The problem: Without the pictures, output the records below word for word.

Extracted data entries
::::
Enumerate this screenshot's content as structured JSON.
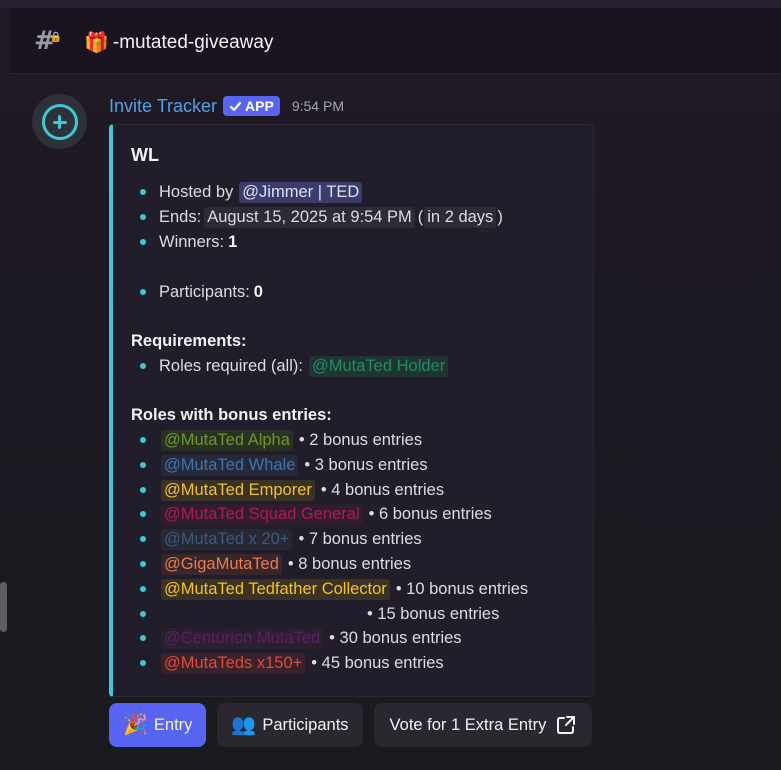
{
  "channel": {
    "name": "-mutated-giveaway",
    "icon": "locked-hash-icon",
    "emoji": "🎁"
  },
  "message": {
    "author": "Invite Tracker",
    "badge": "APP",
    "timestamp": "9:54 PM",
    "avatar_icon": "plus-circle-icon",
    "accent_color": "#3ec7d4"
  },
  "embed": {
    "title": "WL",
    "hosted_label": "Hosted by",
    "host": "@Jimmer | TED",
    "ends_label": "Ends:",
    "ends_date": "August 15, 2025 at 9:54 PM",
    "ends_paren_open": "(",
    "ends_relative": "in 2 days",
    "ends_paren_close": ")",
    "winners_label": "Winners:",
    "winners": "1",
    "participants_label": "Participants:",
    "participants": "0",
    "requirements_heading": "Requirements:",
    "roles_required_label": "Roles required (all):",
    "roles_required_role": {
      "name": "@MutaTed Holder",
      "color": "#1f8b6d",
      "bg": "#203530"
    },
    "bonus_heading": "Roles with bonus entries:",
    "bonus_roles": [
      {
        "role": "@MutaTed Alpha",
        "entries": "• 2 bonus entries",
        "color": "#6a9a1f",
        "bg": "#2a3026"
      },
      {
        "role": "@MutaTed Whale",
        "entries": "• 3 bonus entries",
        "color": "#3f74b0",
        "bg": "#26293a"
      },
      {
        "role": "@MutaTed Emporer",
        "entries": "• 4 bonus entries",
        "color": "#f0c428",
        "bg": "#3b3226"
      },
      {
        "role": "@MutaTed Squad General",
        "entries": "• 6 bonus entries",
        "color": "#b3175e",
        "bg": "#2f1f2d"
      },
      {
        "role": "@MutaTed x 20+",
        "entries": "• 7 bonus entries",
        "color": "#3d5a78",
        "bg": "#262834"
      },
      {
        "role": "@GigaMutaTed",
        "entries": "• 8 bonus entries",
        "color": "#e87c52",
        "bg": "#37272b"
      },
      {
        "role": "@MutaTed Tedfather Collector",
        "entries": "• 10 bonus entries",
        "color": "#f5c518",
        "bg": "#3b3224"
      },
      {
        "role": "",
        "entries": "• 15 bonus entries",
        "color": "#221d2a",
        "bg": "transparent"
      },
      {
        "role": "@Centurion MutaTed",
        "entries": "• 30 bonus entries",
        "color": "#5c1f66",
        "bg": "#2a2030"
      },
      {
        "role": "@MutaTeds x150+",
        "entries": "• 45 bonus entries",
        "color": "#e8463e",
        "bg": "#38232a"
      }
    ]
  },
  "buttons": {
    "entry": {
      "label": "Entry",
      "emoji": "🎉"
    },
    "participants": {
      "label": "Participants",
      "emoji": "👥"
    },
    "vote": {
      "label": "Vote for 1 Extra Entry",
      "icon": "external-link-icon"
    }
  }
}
::::
Exercise answer:
Enumerate this screenshot's content as structured JSON.
{
  "channel": {
    "name": "-mutated-giveaway",
    "icon": "locked-hash-icon",
    "emoji": "🎁"
  },
  "message": {
    "author": "Invite Tracker",
    "badge": "APP",
    "timestamp": "9:54 PM",
    "avatar_icon": "plus-circle-icon",
    "accent_color": "#3ec7d4"
  },
  "embed": {
    "title": "WL",
    "hosted_label": "Hosted by",
    "host": "@Jimmer | TED",
    "ends_label": "Ends:",
    "ends_date": "August 15, 2025 at 9:54 PM",
    "ends_paren_open": "(",
    "ends_relative": "in 2 days",
    "ends_paren_close": ")",
    "winners_label": "Winners:",
    "winners": "1",
    "participants_label": "Participants:",
    "participants": "0",
    "requirements_heading": "Requirements:",
    "roles_required_label": "Roles required (all):",
    "roles_required_role": {
      "name": "@MutaTed Holder",
      "color": "#1f8b6d",
      "bg": "#203530"
    },
    "bonus_heading": "Roles with bonus entries:",
    "bonus_roles": [
      {
        "role": "@MutaTed Alpha",
        "entries": "• 2 bonus entries",
        "color": "#6a9a1f",
        "bg": "#2a3026"
      },
      {
        "role": "@MutaTed Whale",
        "entries": "• 3 bonus entries",
        "color": "#3f74b0",
        "bg": "#26293a"
      },
      {
        "role": "@MutaTed Emporer",
        "entries": "• 4 bonus entries",
        "color": "#f0c428",
        "bg": "#3b3226"
      },
      {
        "role": "@MutaTed Squad General",
        "entries": "• 6 bonus entries",
        "color": "#b3175e",
        "bg": "#2f1f2d"
      },
      {
        "role": "@MutaTed x 20+",
        "entries": "• 7 bonus entries",
        "color": "#3d5a78",
        "bg": "#262834"
      },
      {
        "role": "@GigaMutaTed",
        "entries": "• 8 bonus entries",
        "color": "#e87c52",
        "bg": "#37272b"
      },
      {
        "role": "@MutaTed Tedfather Collector",
        "entries": "• 10 bonus entries",
        "color": "#f5c518",
        "bg": "#3b3224"
      },
      {
        "role": "",
        "entries": "• 15 bonus entries",
        "color": "#221d2a",
        "bg": "transparent"
      },
      {
        "role": "@Centurion MutaTed",
        "entries": "• 30 bonus entries",
        "color": "#5c1f66",
        "bg": "#2a2030"
      },
      {
        "role": "@MutaTeds x150+",
        "entries": "• 45 bonus entries",
        "color": "#e8463e",
        "bg": "#38232a"
      }
    ]
  },
  "buttons": {
    "entry": {
      "label": "Entry",
      "emoji": "🎉"
    },
    "participants": {
      "label": "Participants",
      "emoji": "👥"
    },
    "vote": {
      "label": "Vote for 1 Extra Entry",
      "icon": "external-link-icon"
    }
  }
}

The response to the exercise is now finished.